(CHALLENGE A) Output the part of the Gate 4 report on the string trimmer from "Critical Project Review" up to and including "are outlined below.", word for word.

(TEXT TO READ)
>> Begin

Group 11 - Weed Eater Featherlite 20C - Gate 4
Figure 1: Fully assembled view of the product.
|Name of Artifact||Featherlite 20C string trimmer|
After disassembling the string trimmer and analyzing each of the components, the task of Gate 4 is the reassemble the product. Each step of the process is documented in a detailed fashion allowing someone not familiar with the product to be able to successfully reassemble it. Three design revisions pertaining to the system as a whole are described including their respective advantages, disadvantages, and their relevance to the four engineering factors.
Critical Project Review
Cause for Corrective Action
Since the due date for final gate is rapidly approaching so is the date for the final project submission. Thanksgiving provided the group members with a much needed break, but now it is the home stretch and time to jump back into the groove of completing the project. This point of the project is make or break. The group has to continue to work well together in order to ensure that the final product exemplifies our best work. Although the project has not always been smooth sailing, the group has addressed a large majority of the issues faced, which are outlined below.

>> End

(EXTRACTED ENTRIES)
>> Begin

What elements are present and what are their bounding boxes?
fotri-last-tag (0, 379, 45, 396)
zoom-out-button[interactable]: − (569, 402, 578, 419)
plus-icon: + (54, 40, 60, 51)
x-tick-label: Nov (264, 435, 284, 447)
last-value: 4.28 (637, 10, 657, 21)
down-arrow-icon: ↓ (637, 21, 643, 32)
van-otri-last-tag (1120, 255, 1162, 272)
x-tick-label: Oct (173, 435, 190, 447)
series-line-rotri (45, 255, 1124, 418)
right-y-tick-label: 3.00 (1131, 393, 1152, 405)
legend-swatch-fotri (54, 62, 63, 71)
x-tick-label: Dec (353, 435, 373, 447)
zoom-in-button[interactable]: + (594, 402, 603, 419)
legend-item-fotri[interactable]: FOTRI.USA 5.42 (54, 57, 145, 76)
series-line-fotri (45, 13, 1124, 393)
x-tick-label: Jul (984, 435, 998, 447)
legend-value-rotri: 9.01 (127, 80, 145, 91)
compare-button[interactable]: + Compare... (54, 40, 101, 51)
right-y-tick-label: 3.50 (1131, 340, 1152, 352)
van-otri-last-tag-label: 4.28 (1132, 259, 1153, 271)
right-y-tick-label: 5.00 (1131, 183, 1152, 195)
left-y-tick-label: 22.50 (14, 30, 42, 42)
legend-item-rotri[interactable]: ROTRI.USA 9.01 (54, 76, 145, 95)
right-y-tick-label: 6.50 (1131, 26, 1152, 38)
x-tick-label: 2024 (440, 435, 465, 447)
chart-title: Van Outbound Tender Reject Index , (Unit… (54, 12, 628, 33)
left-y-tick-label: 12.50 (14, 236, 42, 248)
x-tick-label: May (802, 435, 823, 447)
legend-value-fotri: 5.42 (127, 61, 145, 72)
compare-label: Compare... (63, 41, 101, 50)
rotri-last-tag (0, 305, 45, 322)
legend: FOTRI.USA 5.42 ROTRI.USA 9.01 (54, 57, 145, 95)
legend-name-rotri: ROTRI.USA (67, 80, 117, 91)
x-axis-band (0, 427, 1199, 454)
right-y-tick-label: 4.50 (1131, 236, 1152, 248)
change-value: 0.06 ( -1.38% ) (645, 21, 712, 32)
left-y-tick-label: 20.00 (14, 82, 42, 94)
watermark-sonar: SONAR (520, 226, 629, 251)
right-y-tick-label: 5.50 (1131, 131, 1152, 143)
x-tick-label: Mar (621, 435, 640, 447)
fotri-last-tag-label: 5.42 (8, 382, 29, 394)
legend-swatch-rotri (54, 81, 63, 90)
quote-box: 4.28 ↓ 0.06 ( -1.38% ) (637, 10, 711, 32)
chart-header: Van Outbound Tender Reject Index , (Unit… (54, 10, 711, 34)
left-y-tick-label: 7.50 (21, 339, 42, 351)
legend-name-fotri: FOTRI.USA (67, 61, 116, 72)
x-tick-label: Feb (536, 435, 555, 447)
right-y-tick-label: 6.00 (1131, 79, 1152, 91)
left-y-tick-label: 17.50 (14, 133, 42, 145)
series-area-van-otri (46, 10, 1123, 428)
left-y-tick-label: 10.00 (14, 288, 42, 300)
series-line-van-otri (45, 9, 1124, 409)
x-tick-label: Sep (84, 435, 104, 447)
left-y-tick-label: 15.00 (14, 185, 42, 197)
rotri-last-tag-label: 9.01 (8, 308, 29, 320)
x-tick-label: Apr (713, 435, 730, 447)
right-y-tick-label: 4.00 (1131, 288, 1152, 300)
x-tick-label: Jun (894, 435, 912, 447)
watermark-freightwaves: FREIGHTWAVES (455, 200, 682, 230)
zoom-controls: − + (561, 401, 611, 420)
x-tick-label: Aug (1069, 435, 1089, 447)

>> End

(CHALLENGE B) Return the records from their first line up to and including the line containing "legend-value-rotri: 9.01 (127, 80, 145, 91)", unchanged.

(RESULT A)
Critical Project Review
Cause for Corrective Action
Since the due date for final gate is rapidly approaching so is the date for the final project submission. Thanksgiving provided the group members with a much needed break, but now it is the home stretch and time to jump back into the groove of completing the project. This point of the project is make or break. The group has to continue to work well together in order to ensure that the final product exemplifies our best work. Although the project has not always been smooth sailing, the group has addressed a large majority of the issues faced, which are outlined below.

(RESULT B)
What elements are present and what are their bounding boxes?
fotri-last-tag (0, 379, 45, 396)
zoom-out-button[interactable]: − (569, 402, 578, 419)
plus-icon: + (54, 40, 60, 51)
x-tick-label: Nov (264, 435, 284, 447)
last-value: 4.28 (637, 10, 657, 21)
down-arrow-icon: ↓ (637, 21, 643, 32)
van-otri-last-tag (1120, 255, 1162, 272)
x-tick-label: Oct (173, 435, 190, 447)
series-line-rotri (45, 255, 1124, 418)
right-y-tick-label: 3.00 (1131, 393, 1152, 405)
legend-swatch-fotri (54, 62, 63, 71)
x-tick-label: Dec (353, 435, 373, 447)
zoom-in-button[interactable]: + (594, 402, 603, 419)
legend-item-fotri[interactable]: FOTRI.USA 5.42 (54, 57, 145, 76)
series-line-fotri (45, 13, 1124, 393)
x-tick-label: Jul (984, 435, 998, 447)
legend-value-rotri: 9.01 (127, 80, 145, 91)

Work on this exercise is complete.